**DATA SECTION**:
..........

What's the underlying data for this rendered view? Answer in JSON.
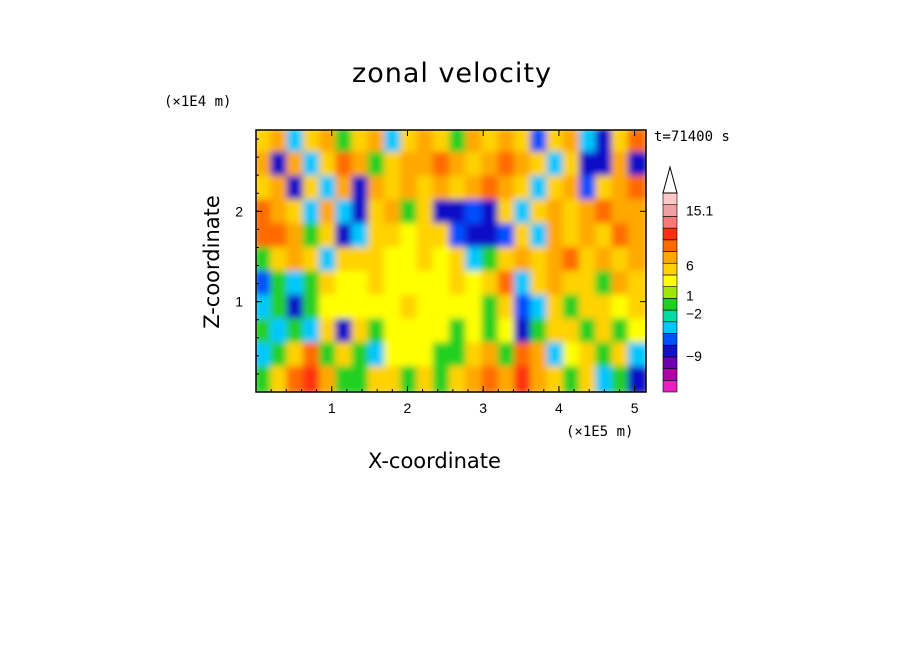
{
  "chart_data": {
    "type": "heatmap",
    "title": "zonal velocity",
    "xlabel": "X-coordinate",
    "ylabel": "Z-coordinate",
    "x_scale_label": "(×1E5 m)",
    "z_scale_label": "(×1E4 m)",
    "time_label": "t=71400 s",
    "xlim": [
      0,
      5.15
    ],
    "ylim": [
      0,
      2.9
    ],
    "x_ticks": [
      1,
      2,
      3,
      4,
      5
    ],
    "x_tick_labels": [
      "1",
      "2",
      "3",
      "4",
      "5"
    ],
    "y_ticks": [
      1,
      2
    ],
    "y_tick_labels": [
      "1",
      "2"
    ],
    "colorbar": {
      "labels": [
        {
          "text": "15.1",
          "value": 15.1
        },
        {
          "text": "6",
          "value": 6
        },
        {
          "text": "1",
          "value": 1
        },
        {
          "text": "−2",
          "value": -2
        },
        {
          "text": "−9",
          "value": -9
        }
      ],
      "colors": [
        "#e81fc0",
        "#b000a8",
        "#6e00b0",
        "#1010c8",
        "#0050ff",
        "#00c8ff",
        "#00dca0",
        "#20d020",
        "#a0e600",
        "#ffff00",
        "#ffd200",
        "#ffa800",
        "#ff6a00",
        "#ff3010",
        "#ff7878",
        "#f0a0a0",
        "#ffc8c8"
      ],
      "extend": "max"
    },
    "field": [
      [
        "#ffd200",
        "#ffa800",
        "#00c8ff",
        "#ffd200",
        "#ffa800",
        "#20d020",
        "#ffd200",
        "#ffa800",
        "#00c8ff",
        "#ffd200",
        "#ffa800",
        "#ffd200",
        "#20d020",
        "#ffa800",
        "#ffd200",
        "#ffa800",
        "#ffd200",
        "#0050ff",
        "#ffd200",
        "#ffa800",
        "#00c8ff",
        "#1010c8",
        "#ffd200",
        "#ff6a00"
      ],
      [
        "#ffa800",
        "#1010c8",
        "#ffa800",
        "#00c8ff",
        "#ffd200",
        "#ff6a00",
        "#ffa800",
        "#20d020",
        "#ffd200",
        "#ffa800",
        "#ffa800",
        "#ff6a00",
        "#ffa800",
        "#ffd200",
        "#ffa800",
        "#ff6a00",
        "#ffa800",
        "#ffd200",
        "#00c8ff",
        "#ffd200",
        "#1010c8",
        "#1010c8",
        "#ffa800",
        "#1010c8"
      ],
      [
        "#ffd200",
        "#ffa800",
        "#1010c8",
        "#ffd200",
        "#00c8ff",
        "#ffa800",
        "#1010c8",
        "#ffa800",
        "#ffd200",
        "#ffa800",
        "#ffd200",
        "#ffa800",
        "#ffd200",
        "#ffa800",
        "#ff6a00",
        "#ffa800",
        "#ffd200",
        "#00c8ff",
        "#ffd200",
        "#ffa800",
        "#0050ff",
        "#ffd200",
        "#ffa800",
        "#ff6a00"
      ],
      [
        "#ff6a00",
        "#ffa800",
        "#ffd200",
        "#00c8ff",
        "#ffa800",
        "#00c8ff",
        "#1010c8",
        "#ffd200",
        "#ffa800",
        "#20d020",
        "#ffd200",
        "#1010c8",
        "#1010c8",
        "#0050ff",
        "#1010c8",
        "#ffd200",
        "#00c8ff",
        "#ffd200",
        "#ffa800",
        "#ffd200",
        "#ffa800",
        "#ff6a00",
        "#ffa800",
        "#ffa800"
      ],
      [
        "#ff6a00",
        "#ff6a00",
        "#ffa800",
        "#20d020",
        "#ffd200",
        "#1010c8",
        "#00c8ff",
        "#ffd200",
        "#ffd200",
        "#ffff00",
        "#ffd200",
        "#ffd200",
        "#0050ff",
        "#1010c8",
        "#1010c8",
        "#0050ff",
        "#ffd200",
        "#00c8ff",
        "#ffa800",
        "#ffd200",
        "#ffa800",
        "#ffd200",
        "#ff6a00",
        "#ffa800"
      ],
      [
        "#20d020",
        "#ffd200",
        "#ffa800",
        "#ffd200",
        "#00c8ff",
        "#ffd200",
        "#ffd200",
        "#ffd200",
        "#ffff00",
        "#ffff00",
        "#ffd200",
        "#ffff00",
        "#ffd200",
        "#00c8ff",
        "#20d020",
        "#ffd200",
        "#ffa800",
        "#ffd200",
        "#ffa800",
        "#ff6a00",
        "#ffd200",
        "#ffa800",
        "#ffd200",
        "#ffa800"
      ],
      [
        "#0050ff",
        "#20d020",
        "#00c8ff",
        "#20d020",
        "#ffd200",
        "#ffff00",
        "#ffff00",
        "#ffd200",
        "#ffff00",
        "#ffff00",
        "#ffff00",
        "#ffff00",
        "#ffd200",
        "#ffff00",
        "#ffd200",
        "#ff6a00",
        "#00c8ff",
        "#ffd200",
        "#ffa800",
        "#ffd200",
        "#ffd200",
        "#20d020",
        "#ffa800",
        "#ffd200"
      ],
      [
        "#00c8ff",
        "#20d020",
        "#1010c8",
        "#20d020",
        "#ffff00",
        "#ffff00",
        "#ffff00",
        "#ffff00",
        "#ffff00",
        "#ffd200",
        "#ffff00",
        "#ffff00",
        "#ffff00",
        "#ffff00",
        "#20d020",
        "#ffd200",
        "#0050ff",
        "#00c8ff",
        "#ffd200",
        "#20d020",
        "#ffd200",
        "#ffd200",
        "#ffff00",
        "#ffd200"
      ],
      [
        "#20d020",
        "#00c8ff",
        "#20d020",
        "#00c8ff",
        "#ffd200",
        "#1010c8",
        "#ffd200",
        "#20d020",
        "#ffff00",
        "#ffff00",
        "#ffff00",
        "#ffff00",
        "#20d020",
        "#ffff00",
        "#20d020",
        "#ffff00",
        "#1010c8",
        "#20d020",
        "#ffd200",
        "#ffd200",
        "#20d020",
        "#ffd200",
        "#20d020",
        "#ffff00"
      ],
      [
        "#00c8ff",
        "#20d020",
        "#ffd200",
        "#ff6a00",
        "#20d020",
        "#ffd200",
        "#20d020",
        "#00c8ff",
        "#ffff00",
        "#ffff00",
        "#ffff00",
        "#20d020",
        "#20d020",
        "#ffd200",
        "#ffa800",
        "#20d020",
        "#ff6a00",
        "#ffa800",
        "#00c8ff",
        "#ffff00",
        "#ffd200",
        "#20d020",
        "#ffd200",
        "#00c8ff"
      ],
      [
        "#20d020",
        "#ffd200",
        "#ff6a00",
        "#ff3010",
        "#ffa800",
        "#20d020",
        "#20d020",
        "#ffd200",
        "#ffd200",
        "#20d020",
        "#ffd200",
        "#20d020",
        "#ffd200",
        "#ffa800",
        "#ff6a00",
        "#ffa800",
        "#ff3010",
        "#ffa800",
        "#ffd200",
        "#20d020",
        "#ffd200",
        "#00c8ff",
        "#20d020",
        "#1010c8"
      ]
    ]
  }
}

..........

**AIM OF THE TASK**: Write out the whole listing again, exactly, with no pictures.

**SOLUTION**:
What's the underlying data for this rendered view? Answer in JSON.
{
  "chart_data": {
    "type": "heatmap",
    "title": "zonal velocity",
    "xlabel": "X-coordinate",
    "ylabel": "Z-coordinate",
    "x_scale_label": "(×1E5 m)",
    "z_scale_label": "(×1E4 m)",
    "time_label": "t=71400 s",
    "xlim": [
      0,
      5.15
    ],
    "ylim": [
      0,
      2.9
    ],
    "x_ticks": [
      1,
      2,
      3,
      4,
      5
    ],
    "x_tick_labels": [
      "1",
      "2",
      "3",
      "4",
      "5"
    ],
    "y_ticks": [
      1,
      2
    ],
    "y_tick_labels": [
      "1",
      "2"
    ],
    "colorbar": {
      "labels": [
        {
          "text": "15.1",
          "value": 15.1
        },
        {
          "text": "6",
          "value": 6
        },
        {
          "text": "1",
          "value": 1
        },
        {
          "text": "−2",
          "value": -2
        },
        {
          "text": "−9",
          "value": -9
        }
      ],
      "colors": [
        "#e81fc0",
        "#b000a8",
        "#6e00b0",
        "#1010c8",
        "#0050ff",
        "#00c8ff",
        "#00dca0",
        "#20d020",
        "#a0e600",
        "#ffff00",
        "#ffd200",
        "#ffa800",
        "#ff6a00",
        "#ff3010",
        "#ff7878",
        "#f0a0a0",
        "#ffc8c8"
      ],
      "extend": "max"
    },
    "field": [
      [
        "#ffd200",
        "#ffa800",
        "#00c8ff",
        "#ffd200",
        "#ffa800",
        "#20d020",
        "#ffd200",
        "#ffa800",
        "#00c8ff",
        "#ffd200",
        "#ffa800",
        "#ffd200",
        "#20d020",
        "#ffa800",
        "#ffd200",
        "#ffa800",
        "#ffd200",
        "#0050ff",
        "#ffd200",
        "#ffa800",
        "#00c8ff",
        "#1010c8",
        "#ffd200",
        "#ff6a00"
      ],
      [
        "#ffa800",
        "#1010c8",
        "#ffa800",
        "#00c8ff",
        "#ffd200",
        "#ff6a00",
        "#ffa800",
        "#20d020",
        "#ffd200",
        "#ffa800",
        "#ffa800",
        "#ff6a00",
        "#ffa800",
        "#ffd200",
        "#ffa800",
        "#ff6a00",
        "#ffa800",
        "#ffd200",
        "#00c8ff",
        "#ffd200",
        "#1010c8",
        "#1010c8",
        "#ffa800",
        "#1010c8"
      ],
      [
        "#ffd200",
        "#ffa800",
        "#1010c8",
        "#ffd200",
        "#00c8ff",
        "#ffa800",
        "#1010c8",
        "#ffa800",
        "#ffd200",
        "#ffa800",
        "#ffd200",
        "#ffa800",
        "#ffd200",
        "#ffa800",
        "#ff6a00",
        "#ffa800",
        "#ffd200",
        "#00c8ff",
        "#ffd200",
        "#ffa800",
        "#0050ff",
        "#ffd200",
        "#ffa800",
        "#ff6a00"
      ],
      [
        "#ff6a00",
        "#ffa800",
        "#ffd200",
        "#00c8ff",
        "#ffa800",
        "#00c8ff",
        "#1010c8",
        "#ffd200",
        "#ffa800",
        "#20d020",
        "#ffd200",
        "#1010c8",
        "#1010c8",
        "#0050ff",
        "#1010c8",
        "#ffd200",
        "#00c8ff",
        "#ffd200",
        "#ffa800",
        "#ffd200",
        "#ffa800",
        "#ff6a00",
        "#ffa800",
        "#ffa800"
      ],
      [
        "#ff6a00",
        "#ff6a00",
        "#ffa800",
        "#20d020",
        "#ffd200",
        "#1010c8",
        "#00c8ff",
        "#ffd200",
        "#ffd200",
        "#ffff00",
        "#ffd200",
        "#ffd200",
        "#0050ff",
        "#1010c8",
        "#1010c8",
        "#0050ff",
        "#ffd200",
        "#00c8ff",
        "#ffa800",
        "#ffd200",
        "#ffa800",
        "#ffd200",
        "#ff6a00",
        "#ffa800"
      ],
      [
        "#20d020",
        "#ffd200",
        "#ffa800",
        "#ffd200",
        "#00c8ff",
        "#ffd200",
        "#ffd200",
        "#ffd200",
        "#ffff00",
        "#ffff00",
        "#ffd200",
        "#ffff00",
        "#ffd200",
        "#00c8ff",
        "#20d020",
        "#ffd200",
        "#ffa800",
        "#ffd200",
        "#ffa800",
        "#ff6a00",
        "#ffd200",
        "#ffa800",
        "#ffd200",
        "#ffa800"
      ],
      [
        "#0050ff",
        "#20d020",
        "#00c8ff",
        "#20d020",
        "#ffd200",
        "#ffff00",
        "#ffff00",
        "#ffd200",
        "#ffff00",
        "#ffff00",
        "#ffff00",
        "#ffff00",
        "#ffd200",
        "#ffff00",
        "#ffd200",
        "#ff6a00",
        "#00c8ff",
        "#ffd200",
        "#ffa800",
        "#ffd200",
        "#ffd200",
        "#20d020",
        "#ffa800",
        "#ffd200"
      ],
      [
        "#00c8ff",
        "#20d020",
        "#1010c8",
        "#20d020",
        "#ffff00",
        "#ffff00",
        "#ffff00",
        "#ffff00",
        "#ffff00",
        "#ffd200",
        "#ffff00",
        "#ffff00",
        "#ffff00",
        "#ffff00",
        "#20d020",
        "#ffd200",
        "#0050ff",
        "#00c8ff",
        "#ffd200",
        "#20d020",
        "#ffd200",
        "#ffd200",
        "#ffff00",
        "#ffd200"
      ],
      [
        "#20d020",
        "#00c8ff",
        "#20d020",
        "#00c8ff",
        "#ffd200",
        "#1010c8",
        "#ffd200",
        "#20d020",
        "#ffff00",
        "#ffff00",
        "#ffff00",
        "#ffff00",
        "#20d020",
        "#ffff00",
        "#20d020",
        "#ffff00",
        "#1010c8",
        "#20d020",
        "#ffd200",
        "#ffd200",
        "#20d020",
        "#ffd200",
        "#20d020",
        "#ffff00"
      ],
      [
        "#00c8ff",
        "#20d020",
        "#ffd200",
        "#ff6a00",
        "#20d020",
        "#ffd200",
        "#20d020",
        "#00c8ff",
        "#ffff00",
        "#ffff00",
        "#ffff00",
        "#20d020",
        "#20d020",
        "#ffd200",
        "#ffa800",
        "#20d020",
        "#ff6a00",
        "#ffa800",
        "#00c8ff",
        "#ffff00",
        "#ffd200",
        "#20d020",
        "#ffd200",
        "#00c8ff"
      ],
      [
        "#20d020",
        "#ffd200",
        "#ff6a00",
        "#ff3010",
        "#ffa800",
        "#20d020",
        "#20d020",
        "#ffd200",
        "#ffd200",
        "#20d020",
        "#ffd200",
        "#20d020",
        "#ffd200",
        "#ffa800",
        "#ff6a00",
        "#ffa800",
        "#ff3010",
        "#ffa800",
        "#ffd200",
        "#20d020",
        "#ffd200",
        "#00c8ff",
        "#20d020",
        "#1010c8"
      ]
    ]
  }
}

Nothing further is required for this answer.